* [Set exercise]
Repeat exactly each line of the data provided below.

* [Material to process]
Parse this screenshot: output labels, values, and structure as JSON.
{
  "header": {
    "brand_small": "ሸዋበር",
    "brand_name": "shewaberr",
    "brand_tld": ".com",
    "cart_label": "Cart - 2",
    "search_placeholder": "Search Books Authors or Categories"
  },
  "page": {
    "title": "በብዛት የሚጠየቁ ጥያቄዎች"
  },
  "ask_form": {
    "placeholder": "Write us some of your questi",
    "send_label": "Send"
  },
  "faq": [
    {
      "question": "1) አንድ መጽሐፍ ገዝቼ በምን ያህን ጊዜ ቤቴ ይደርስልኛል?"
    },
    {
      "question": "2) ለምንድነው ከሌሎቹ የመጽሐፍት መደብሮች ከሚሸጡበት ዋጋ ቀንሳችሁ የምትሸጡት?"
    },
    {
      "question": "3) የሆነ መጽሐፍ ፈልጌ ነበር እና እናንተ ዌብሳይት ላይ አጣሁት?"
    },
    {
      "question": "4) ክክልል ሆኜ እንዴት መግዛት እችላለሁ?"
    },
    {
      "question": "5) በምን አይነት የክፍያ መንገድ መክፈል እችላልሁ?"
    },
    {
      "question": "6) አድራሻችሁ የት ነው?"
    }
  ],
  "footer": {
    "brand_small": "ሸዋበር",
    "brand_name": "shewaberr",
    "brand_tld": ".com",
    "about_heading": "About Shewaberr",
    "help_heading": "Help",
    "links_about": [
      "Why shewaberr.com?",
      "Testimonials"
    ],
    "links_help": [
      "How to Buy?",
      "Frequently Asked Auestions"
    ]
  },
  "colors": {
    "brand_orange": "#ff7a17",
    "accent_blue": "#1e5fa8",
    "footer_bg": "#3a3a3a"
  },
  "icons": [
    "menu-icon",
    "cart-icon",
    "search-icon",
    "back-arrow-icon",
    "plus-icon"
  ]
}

* [Result of this exercise]
Parse this screenshot: output labels, values, and structure as JSON.
{
  "header": {
    "brand_small": "ሸዋበር",
    "brand_name": "shewaberr",
    "brand_tld": ".com",
    "cart_label": "Cart - 2",
    "search_placeholder": "Search Books Authors or Categories"
  },
  "page": {
    "title": "በብዛት የሚጠየቁ ጥያቄዎች"
  },
  "ask_form": {
    "placeholder": "Write us some of your questi",
    "send_label": "Send"
  },
  "faq": [
    {
      "question": "1) አንድ መጽሐፍ ገዝቼ በምን ያህን ጊዜ ቤቴ ይደርስልኛል?"
    },
    {
      "question": "2) ለምንድነው ከሌሎቹ የመጽሐፍት መደብሮች ከሚሸጡበት ዋጋ ቀንሳችሁ የምትሸጡት?"
    },
    {
      "question": "3) የሆነ መጽሐፍ ፈልጌ ነበር እና እናንተ ዌብሳይት ላይ አጣሁት?"
    },
    {
      "question": "4) ክክልል ሆኜ እንዴት መግዛት እችላለሁ?"
    },
    {
      "question": "5) በምን አይነት የክፍያ መንገድ መክፈል እችላልሁ?"
    },
    {
      "question": "6) አድራሻችሁ የት ነው?"
    }
  ],
  "footer": {
    "brand_small": "ሸዋበር",
    "brand_name": "shewaberr",
    "brand_tld": ".com",
    "about_heading": "About Shewaberr",
    "help_heading": "Help",
    "links_about": [
      "Why shewaberr.com?",
      "Testimonials"
    ],
    "links_help": [
      "How to Buy?",
      "Frequently Asked Auestions"
    ]
  },
  "colors": {
    "brand_orange": "#ff7a17",
    "accent_blue": "#1e5fa8",
    "footer_bg": "#3a3a3a"
  },
  "icons": [
    "menu-icon",
    "cart-icon",
    "search-icon",
    "back-arrow-icon",
    "plus-icon"
  ]
}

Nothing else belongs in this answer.